§ What you have to do
Records follow. Select each line holding "agua".

────────────────

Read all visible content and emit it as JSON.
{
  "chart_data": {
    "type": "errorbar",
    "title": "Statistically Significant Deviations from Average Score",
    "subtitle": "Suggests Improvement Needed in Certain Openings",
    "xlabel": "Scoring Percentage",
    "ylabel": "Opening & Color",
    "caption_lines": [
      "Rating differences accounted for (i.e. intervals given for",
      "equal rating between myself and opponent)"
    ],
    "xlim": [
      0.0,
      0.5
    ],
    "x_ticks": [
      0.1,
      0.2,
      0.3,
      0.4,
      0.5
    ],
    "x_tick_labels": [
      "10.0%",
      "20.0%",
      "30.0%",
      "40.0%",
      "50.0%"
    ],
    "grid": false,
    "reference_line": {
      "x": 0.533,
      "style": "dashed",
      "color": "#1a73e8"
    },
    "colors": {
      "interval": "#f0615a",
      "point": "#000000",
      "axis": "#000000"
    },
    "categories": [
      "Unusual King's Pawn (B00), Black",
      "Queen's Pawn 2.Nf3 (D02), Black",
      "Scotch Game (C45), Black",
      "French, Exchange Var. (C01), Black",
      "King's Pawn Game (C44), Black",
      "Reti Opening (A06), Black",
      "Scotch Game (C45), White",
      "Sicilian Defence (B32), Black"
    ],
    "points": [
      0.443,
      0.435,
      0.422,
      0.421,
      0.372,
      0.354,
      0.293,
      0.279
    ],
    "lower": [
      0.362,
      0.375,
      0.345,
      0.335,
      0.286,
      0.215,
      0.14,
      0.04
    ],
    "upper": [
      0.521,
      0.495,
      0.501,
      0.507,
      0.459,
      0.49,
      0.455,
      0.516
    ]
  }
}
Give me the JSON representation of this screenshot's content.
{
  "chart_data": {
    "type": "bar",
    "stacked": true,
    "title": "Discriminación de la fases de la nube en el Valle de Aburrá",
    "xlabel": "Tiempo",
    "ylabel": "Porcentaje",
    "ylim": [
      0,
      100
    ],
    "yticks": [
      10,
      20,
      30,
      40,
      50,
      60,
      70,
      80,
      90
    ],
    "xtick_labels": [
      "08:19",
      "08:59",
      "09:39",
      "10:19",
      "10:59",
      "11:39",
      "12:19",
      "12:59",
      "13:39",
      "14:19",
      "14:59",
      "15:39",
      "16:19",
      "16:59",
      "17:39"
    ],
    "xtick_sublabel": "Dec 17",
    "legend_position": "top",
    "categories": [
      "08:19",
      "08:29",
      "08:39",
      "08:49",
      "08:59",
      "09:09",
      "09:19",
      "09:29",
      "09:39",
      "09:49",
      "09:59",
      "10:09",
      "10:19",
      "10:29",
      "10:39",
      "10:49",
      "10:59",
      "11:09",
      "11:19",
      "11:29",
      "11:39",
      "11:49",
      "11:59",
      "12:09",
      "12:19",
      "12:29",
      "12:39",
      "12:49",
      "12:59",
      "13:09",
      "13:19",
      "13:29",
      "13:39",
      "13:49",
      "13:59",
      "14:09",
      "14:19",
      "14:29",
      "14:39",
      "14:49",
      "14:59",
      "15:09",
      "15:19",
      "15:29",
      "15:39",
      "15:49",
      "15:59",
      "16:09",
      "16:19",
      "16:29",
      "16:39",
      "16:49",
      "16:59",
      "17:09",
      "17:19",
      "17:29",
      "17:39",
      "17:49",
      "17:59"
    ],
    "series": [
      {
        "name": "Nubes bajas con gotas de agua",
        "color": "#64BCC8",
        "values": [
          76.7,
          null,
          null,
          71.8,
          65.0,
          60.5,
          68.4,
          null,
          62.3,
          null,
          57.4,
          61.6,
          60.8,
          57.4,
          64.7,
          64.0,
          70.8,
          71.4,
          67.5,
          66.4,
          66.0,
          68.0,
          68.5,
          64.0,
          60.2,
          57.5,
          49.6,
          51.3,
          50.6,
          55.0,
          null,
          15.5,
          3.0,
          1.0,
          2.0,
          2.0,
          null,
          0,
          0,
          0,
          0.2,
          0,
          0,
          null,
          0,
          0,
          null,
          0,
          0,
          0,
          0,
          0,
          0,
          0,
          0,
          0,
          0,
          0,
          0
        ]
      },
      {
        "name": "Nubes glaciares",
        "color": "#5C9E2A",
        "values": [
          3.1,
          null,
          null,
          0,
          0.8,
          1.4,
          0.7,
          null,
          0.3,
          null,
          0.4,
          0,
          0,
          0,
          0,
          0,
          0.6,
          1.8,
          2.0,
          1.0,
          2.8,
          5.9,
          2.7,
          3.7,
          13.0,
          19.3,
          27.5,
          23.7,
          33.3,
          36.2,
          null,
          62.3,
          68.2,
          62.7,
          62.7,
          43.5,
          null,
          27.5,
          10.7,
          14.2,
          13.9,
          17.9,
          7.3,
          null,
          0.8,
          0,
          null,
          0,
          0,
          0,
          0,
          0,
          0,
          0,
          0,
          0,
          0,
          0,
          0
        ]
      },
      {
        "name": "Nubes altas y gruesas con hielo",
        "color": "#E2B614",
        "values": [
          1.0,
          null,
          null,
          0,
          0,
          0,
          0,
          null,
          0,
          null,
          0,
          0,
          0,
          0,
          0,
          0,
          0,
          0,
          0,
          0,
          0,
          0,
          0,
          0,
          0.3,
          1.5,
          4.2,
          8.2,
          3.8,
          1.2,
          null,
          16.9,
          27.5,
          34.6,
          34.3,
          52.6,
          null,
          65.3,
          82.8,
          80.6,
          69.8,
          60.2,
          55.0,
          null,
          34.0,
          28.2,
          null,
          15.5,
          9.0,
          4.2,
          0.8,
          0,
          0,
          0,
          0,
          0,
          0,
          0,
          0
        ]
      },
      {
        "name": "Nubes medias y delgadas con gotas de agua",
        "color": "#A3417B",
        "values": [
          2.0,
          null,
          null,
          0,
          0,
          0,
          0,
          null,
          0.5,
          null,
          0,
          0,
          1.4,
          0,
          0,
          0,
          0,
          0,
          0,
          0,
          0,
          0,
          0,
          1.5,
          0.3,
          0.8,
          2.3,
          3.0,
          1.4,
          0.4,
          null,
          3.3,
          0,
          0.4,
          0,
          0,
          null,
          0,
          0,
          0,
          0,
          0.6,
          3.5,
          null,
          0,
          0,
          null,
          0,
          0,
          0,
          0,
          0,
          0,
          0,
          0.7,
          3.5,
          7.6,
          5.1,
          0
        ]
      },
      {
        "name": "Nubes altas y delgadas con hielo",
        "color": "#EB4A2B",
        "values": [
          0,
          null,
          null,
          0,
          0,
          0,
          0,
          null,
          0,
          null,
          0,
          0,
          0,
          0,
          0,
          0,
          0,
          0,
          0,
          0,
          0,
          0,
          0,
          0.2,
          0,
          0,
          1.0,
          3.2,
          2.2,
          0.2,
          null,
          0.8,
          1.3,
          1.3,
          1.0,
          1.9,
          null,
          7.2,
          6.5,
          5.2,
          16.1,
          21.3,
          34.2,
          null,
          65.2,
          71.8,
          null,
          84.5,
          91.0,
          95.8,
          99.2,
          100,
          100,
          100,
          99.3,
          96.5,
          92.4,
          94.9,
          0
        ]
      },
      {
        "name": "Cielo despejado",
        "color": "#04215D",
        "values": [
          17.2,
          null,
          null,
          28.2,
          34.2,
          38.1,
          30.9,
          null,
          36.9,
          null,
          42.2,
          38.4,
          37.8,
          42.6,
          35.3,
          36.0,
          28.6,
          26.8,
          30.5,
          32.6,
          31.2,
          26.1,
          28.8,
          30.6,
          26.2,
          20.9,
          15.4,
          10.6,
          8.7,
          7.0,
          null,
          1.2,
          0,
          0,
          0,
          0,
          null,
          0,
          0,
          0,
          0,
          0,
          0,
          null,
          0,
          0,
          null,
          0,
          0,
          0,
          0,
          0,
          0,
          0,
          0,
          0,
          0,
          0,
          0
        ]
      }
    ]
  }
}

────────────────

§ Correct result
        "name": "Nubes bajas con gotas de agua",
        "name": "Nubes medias y delgadas con gotas de agua",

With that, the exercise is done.